#### Job
The answer should be a single number: how many lines of the entries below hold the word "латунной".

Extracted records:

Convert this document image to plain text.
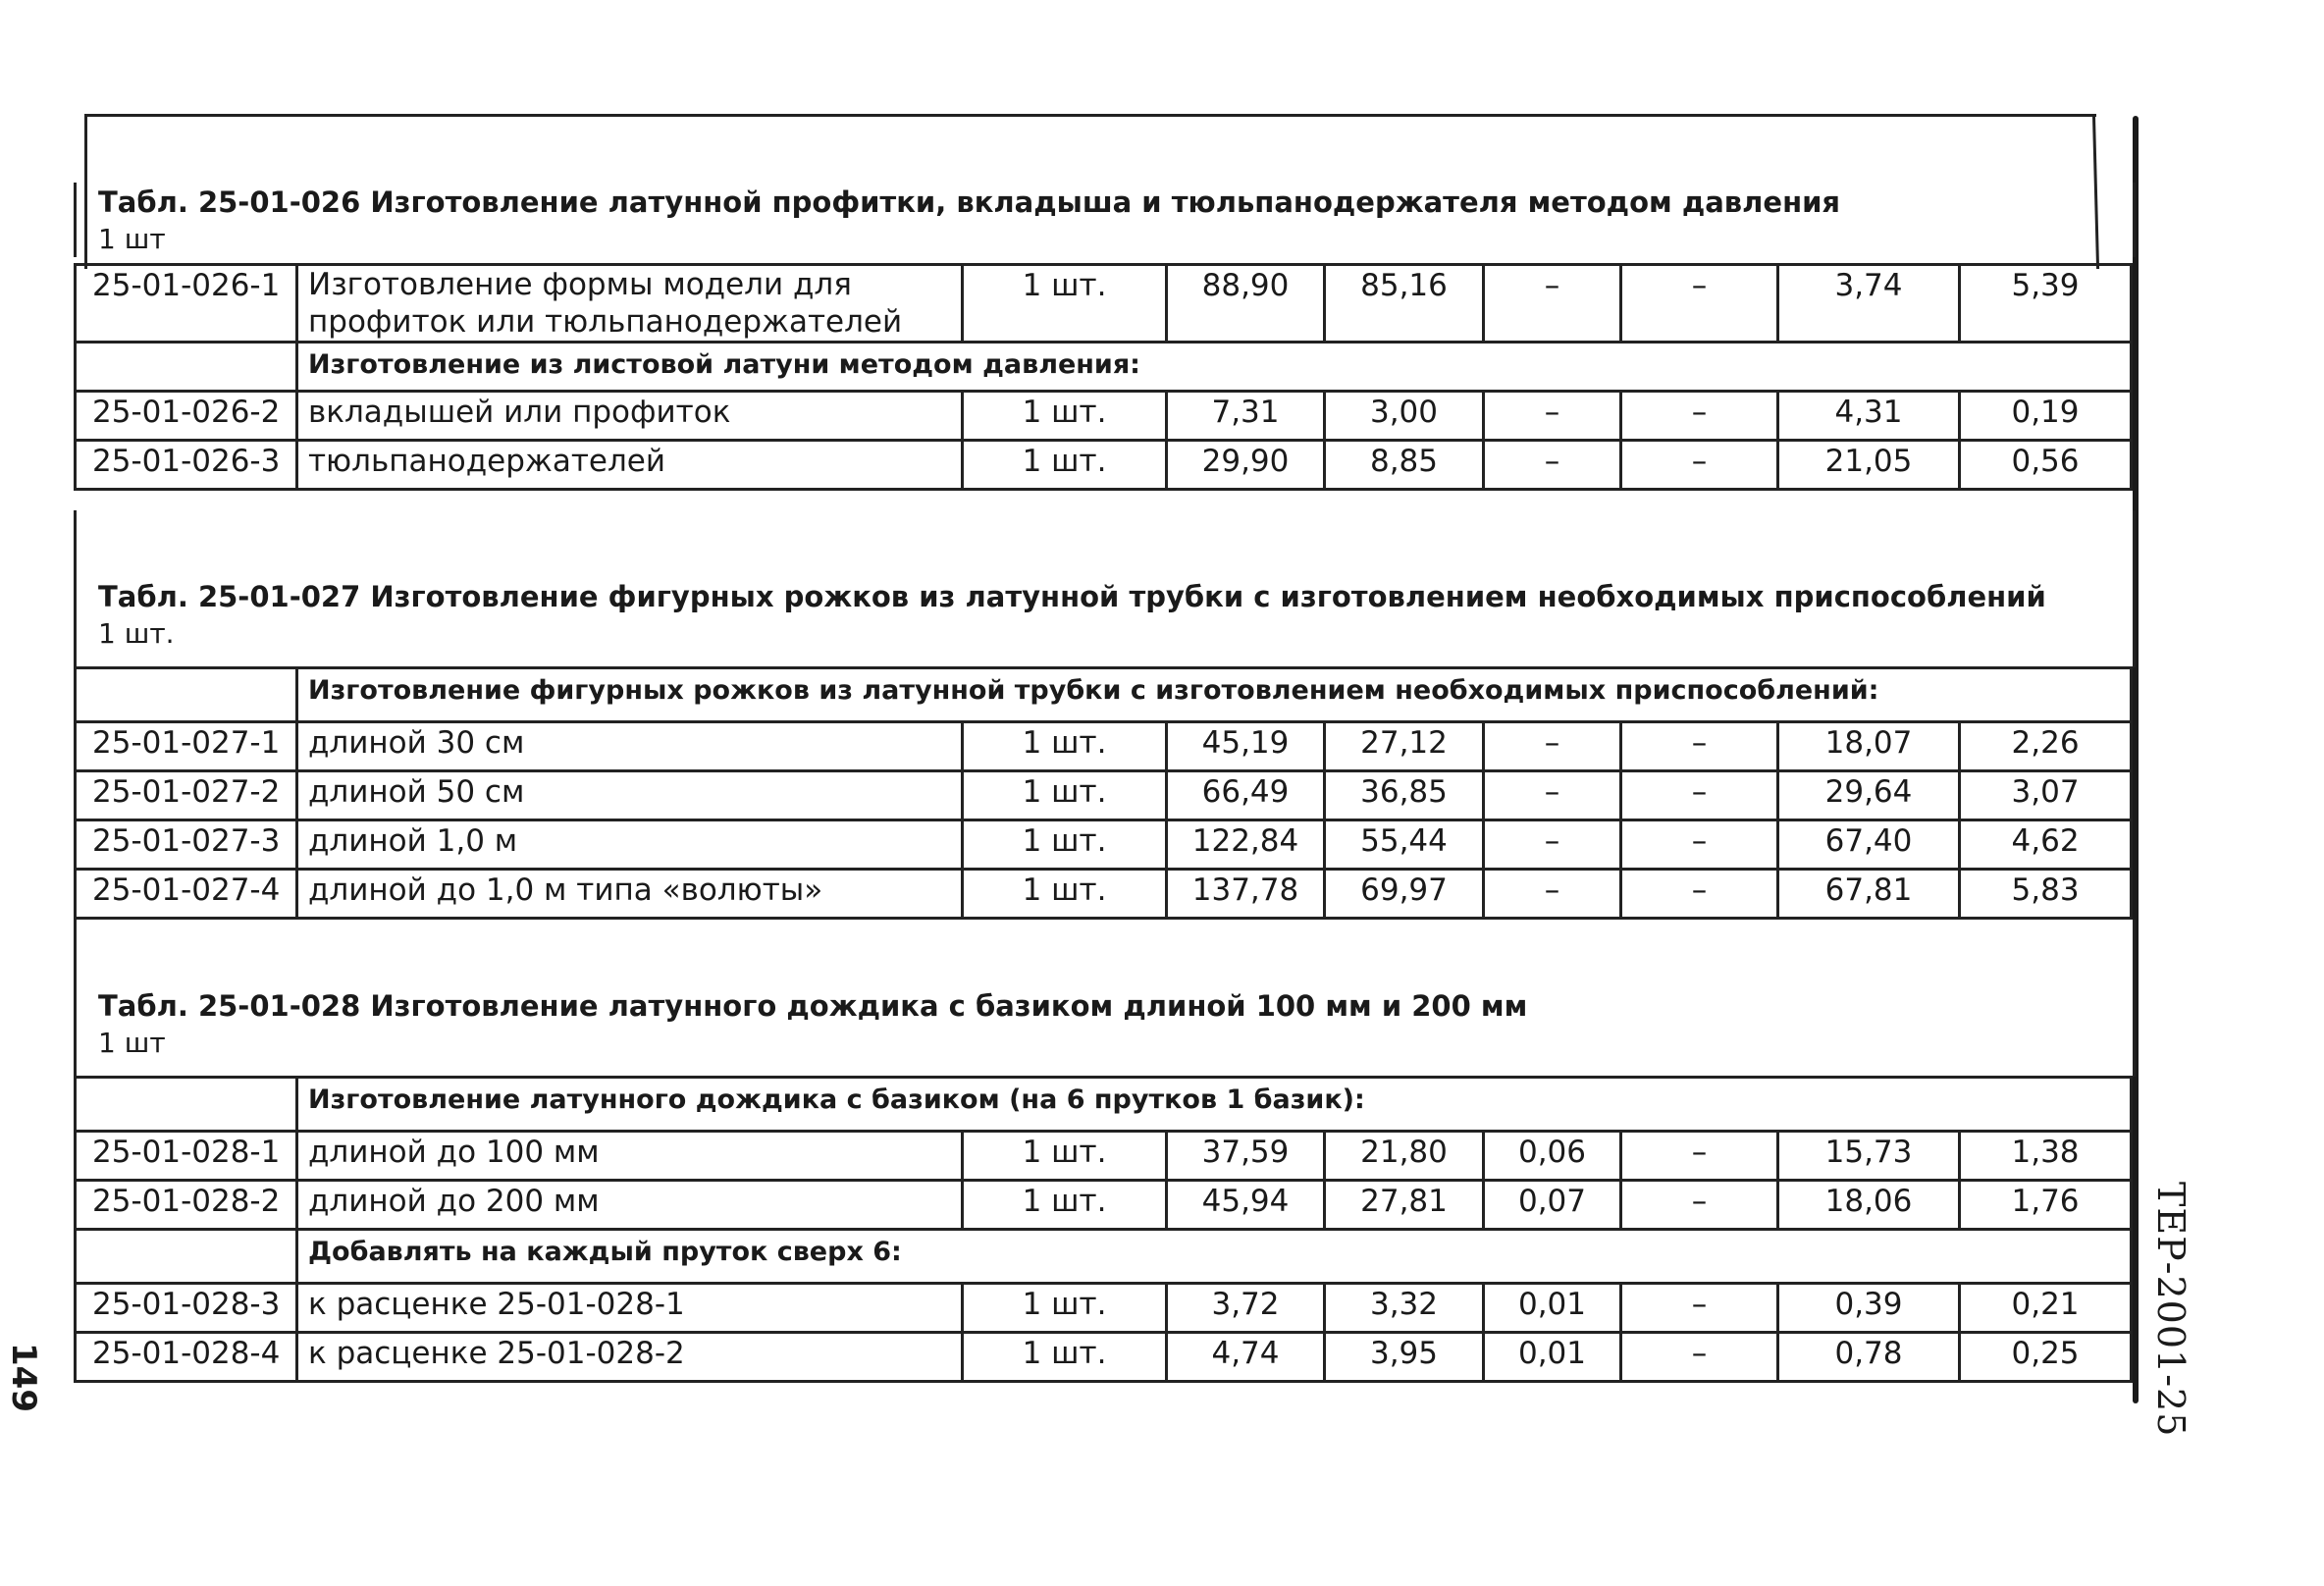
ТЕР-2001-25
149
Табл. 25-01-026 Изготовление латунной профитки, вкладыша и тюльпанодержателя методом давления
1 шт
25-01-026-1	Изготовление формы модели для профиток или тюльпанодержателей	1 шт.	88,90	85,16	–	–	3,74	5,39
	Изготовление из листовой латуни методом давления:							
25-01-026-2	вкладышей или профиток	1 шт.	7,31	3,00	–	–	4,31	0,19
25-01-026-3	тюльпанодержателей	1 шт.	29,90	8,85	–	–	21,05	0,56
Табл. 25-01-027 Изготовление фигурных рожков из латунной трубки с изготовлением необходимых приспособлений
1 шт.
	Изготовление фигурных рожков из латунной трубки с изготовлением необходимых приспособлений:							
25-01-027-1	длиной 30 см	1 шт.	45,19	27,12	–	–	18,07	2,26
25-01-027-2	длиной 50 см	1 шт.	66,49	36,85	–	–	29,64	3,07
25-01-027-3	длиной 1,0 м	1 шт.	122,84	55,44	–	–	67,40	4,62
25-01-027-4	длиной до 1,0 м типа «волюты»	1 шт.	137,78	69,97	–	–	67,81	5,83
Табл. 25-01-028 Изготовление латунного дождика с базиком длиной 100 мм и 200 мм
1 шт
	Изготовление латунного дождика с базиком (на 6 прутков 1 базик):							
25-01-028-1	длиной до 100 мм	1 шт.	37,59	21,80	0,06	–	15,73	1,38
25-01-028-2	длиной до 200 мм	1 шт.	45,94	27,81	0,07	–	18,06	1,76
	Добавлять на каждый пруток сверх 6:							
25-01-028-3	к расценке 25-01-028-1	1 шт.	3,72	3,32	0,01	–	0,39	0,21
25-01-028-4	к расценке 25-01-028-2	1 шт.	4,74	3,95	0,01	–	0,78	0,25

#### Exercise solution
3